• _Problem requirements_
In the data below, locate each line with the word "sancionadora" and list it.

•••••

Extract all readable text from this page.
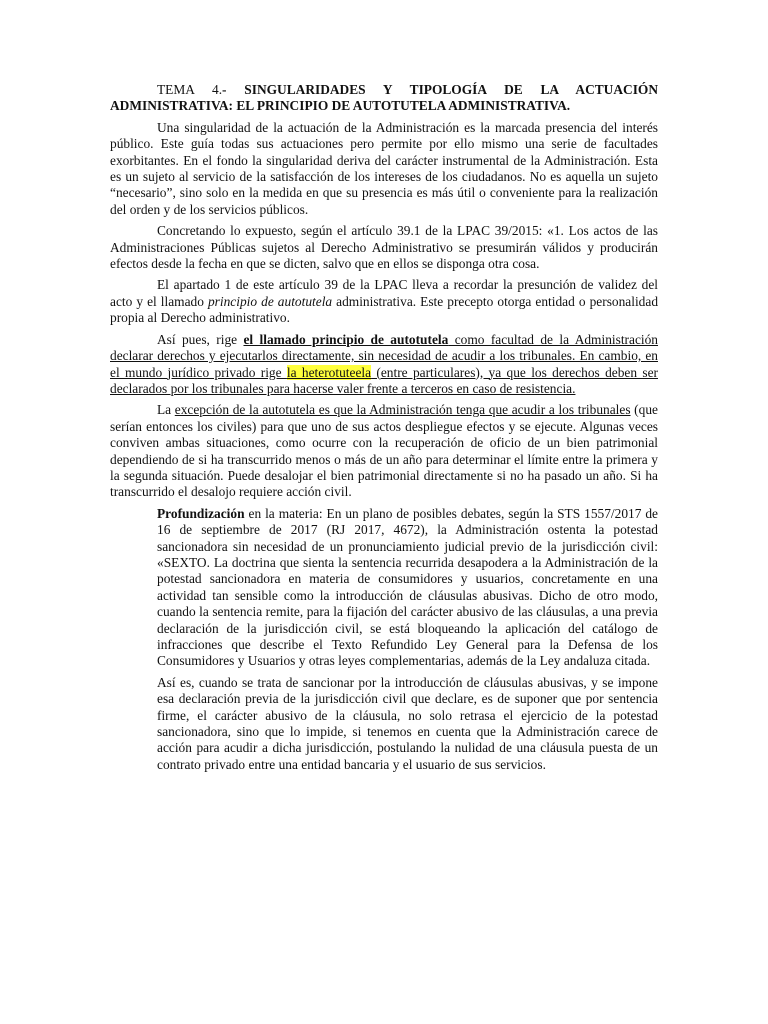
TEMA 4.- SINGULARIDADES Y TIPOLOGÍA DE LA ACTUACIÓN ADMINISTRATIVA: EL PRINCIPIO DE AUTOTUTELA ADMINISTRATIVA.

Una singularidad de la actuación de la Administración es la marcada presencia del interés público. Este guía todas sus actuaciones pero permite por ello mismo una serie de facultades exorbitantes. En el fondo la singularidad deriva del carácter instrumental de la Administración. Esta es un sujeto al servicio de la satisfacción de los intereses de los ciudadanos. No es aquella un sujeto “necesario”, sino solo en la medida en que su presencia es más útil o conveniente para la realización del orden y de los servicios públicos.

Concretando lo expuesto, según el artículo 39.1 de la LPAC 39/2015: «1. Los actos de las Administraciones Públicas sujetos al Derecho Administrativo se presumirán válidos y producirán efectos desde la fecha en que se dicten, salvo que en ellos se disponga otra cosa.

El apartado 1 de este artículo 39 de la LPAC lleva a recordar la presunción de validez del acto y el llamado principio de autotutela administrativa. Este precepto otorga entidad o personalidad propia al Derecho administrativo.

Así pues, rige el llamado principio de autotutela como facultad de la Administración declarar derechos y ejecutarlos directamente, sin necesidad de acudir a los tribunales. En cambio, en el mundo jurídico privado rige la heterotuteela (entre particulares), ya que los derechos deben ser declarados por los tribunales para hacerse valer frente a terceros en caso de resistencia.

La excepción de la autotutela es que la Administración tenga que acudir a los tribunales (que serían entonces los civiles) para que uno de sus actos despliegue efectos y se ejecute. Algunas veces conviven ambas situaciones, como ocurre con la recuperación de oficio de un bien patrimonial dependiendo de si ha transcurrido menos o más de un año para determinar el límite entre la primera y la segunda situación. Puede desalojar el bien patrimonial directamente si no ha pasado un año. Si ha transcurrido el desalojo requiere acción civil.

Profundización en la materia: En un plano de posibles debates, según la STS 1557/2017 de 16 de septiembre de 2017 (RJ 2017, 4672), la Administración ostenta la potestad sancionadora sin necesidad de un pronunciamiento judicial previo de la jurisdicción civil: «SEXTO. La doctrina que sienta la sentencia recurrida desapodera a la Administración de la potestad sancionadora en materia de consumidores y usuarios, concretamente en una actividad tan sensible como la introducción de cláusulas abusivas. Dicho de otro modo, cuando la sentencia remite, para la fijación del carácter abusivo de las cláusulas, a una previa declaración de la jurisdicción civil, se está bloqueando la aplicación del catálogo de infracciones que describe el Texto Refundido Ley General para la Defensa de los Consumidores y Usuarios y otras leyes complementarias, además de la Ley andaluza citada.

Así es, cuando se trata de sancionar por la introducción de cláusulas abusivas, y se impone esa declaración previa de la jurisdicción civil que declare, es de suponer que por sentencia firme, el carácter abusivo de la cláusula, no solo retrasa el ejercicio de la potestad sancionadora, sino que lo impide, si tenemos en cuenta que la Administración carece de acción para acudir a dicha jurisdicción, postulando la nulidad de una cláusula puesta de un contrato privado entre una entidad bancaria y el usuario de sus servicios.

•••••

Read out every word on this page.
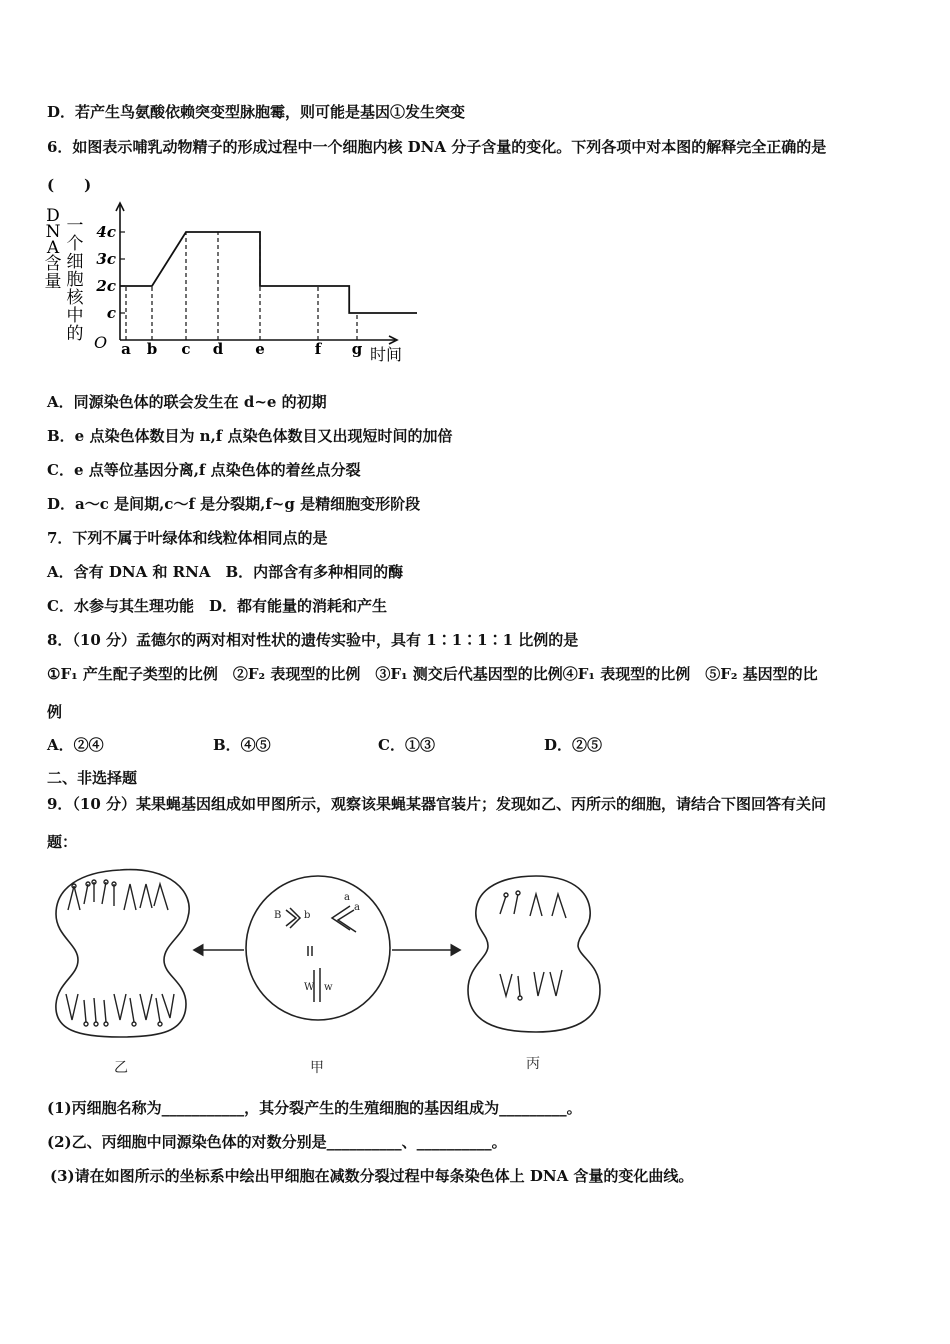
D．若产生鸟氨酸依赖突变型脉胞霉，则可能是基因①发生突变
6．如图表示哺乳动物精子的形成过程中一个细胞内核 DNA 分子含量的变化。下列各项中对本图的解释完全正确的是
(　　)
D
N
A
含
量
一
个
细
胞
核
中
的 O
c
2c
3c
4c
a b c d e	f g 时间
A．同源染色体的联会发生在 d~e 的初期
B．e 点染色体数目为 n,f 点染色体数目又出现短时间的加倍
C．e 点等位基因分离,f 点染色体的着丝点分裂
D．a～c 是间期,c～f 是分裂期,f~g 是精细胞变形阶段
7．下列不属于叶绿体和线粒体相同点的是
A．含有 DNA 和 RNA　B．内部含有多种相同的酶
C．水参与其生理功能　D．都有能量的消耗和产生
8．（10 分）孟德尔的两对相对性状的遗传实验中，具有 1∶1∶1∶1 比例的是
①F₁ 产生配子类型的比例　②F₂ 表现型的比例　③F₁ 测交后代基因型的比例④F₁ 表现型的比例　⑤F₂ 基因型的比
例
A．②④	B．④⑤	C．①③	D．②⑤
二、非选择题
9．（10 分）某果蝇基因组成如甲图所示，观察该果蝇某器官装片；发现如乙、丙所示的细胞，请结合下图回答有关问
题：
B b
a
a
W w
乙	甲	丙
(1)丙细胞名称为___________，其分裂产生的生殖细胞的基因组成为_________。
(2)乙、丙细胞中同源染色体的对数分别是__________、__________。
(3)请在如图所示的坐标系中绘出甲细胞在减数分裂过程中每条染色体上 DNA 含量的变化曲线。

•••••

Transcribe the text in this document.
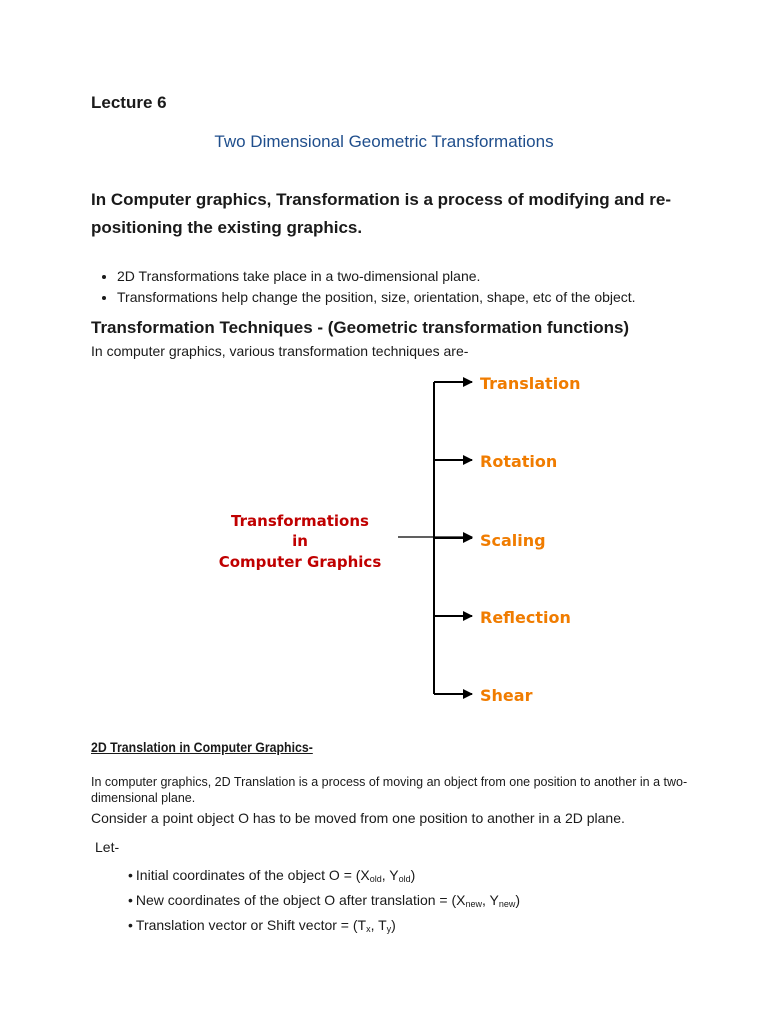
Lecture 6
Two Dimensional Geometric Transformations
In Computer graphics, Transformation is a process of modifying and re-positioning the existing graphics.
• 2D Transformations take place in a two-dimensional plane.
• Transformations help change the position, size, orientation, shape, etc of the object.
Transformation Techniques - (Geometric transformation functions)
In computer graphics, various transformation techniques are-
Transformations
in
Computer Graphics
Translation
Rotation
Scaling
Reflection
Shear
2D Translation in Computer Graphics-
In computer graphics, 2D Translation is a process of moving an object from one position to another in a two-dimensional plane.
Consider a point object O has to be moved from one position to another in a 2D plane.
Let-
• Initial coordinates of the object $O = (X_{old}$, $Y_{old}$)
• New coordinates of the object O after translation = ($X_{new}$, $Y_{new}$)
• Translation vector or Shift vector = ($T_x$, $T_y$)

•••••

• _Exercise response_
Profundización en la materia: En un plano de posibles debates, según la STS 1557/2017 de 16 de septiembre de 2017 (RJ 2017, 4672), la Administración ostenta la potestad sancionadora sin necesidad de un pronunciamiento judicial previo de la jurisdicción civil: «SEXTO. La doctrina que sienta la sentencia recurrida desapodera a la Administración de la potestad sancionadora en materia de consumidores y usuarios, concretamente en una actividad tan sensible como la introducción de cláusulas abusivas. Dicho de otro modo, cuando la sentencia remite, para la fijación del carácter abusivo de las cláusulas, a una previa declaración de la jurisdicción civil, se está bloqueando la aplicación del catálogo de infracciones que describe el Texto Refundido Ley General para la Defensa de los Consumidores y Usuarios y otras leyes complementarias, además de la Ley andaluza citada.
Así es, cuando se trata de sancionar por la introducción de cláusulas abusivas, y se impone esa declaración previa de la jurisdicción civil que declare, es de suponer que por sentencia firme, el carácter abusivo de la cláusula, no solo retrasa el ejercicio de la potestad sancionadora, sino que lo impide, si tenemos en cuenta que la Administración carece de acción para acudir a dicha jurisdicción, postulando la nulidad de una cláusula puesta de un contrato privado entre una entidad bancaria y el usuario de sus servicios.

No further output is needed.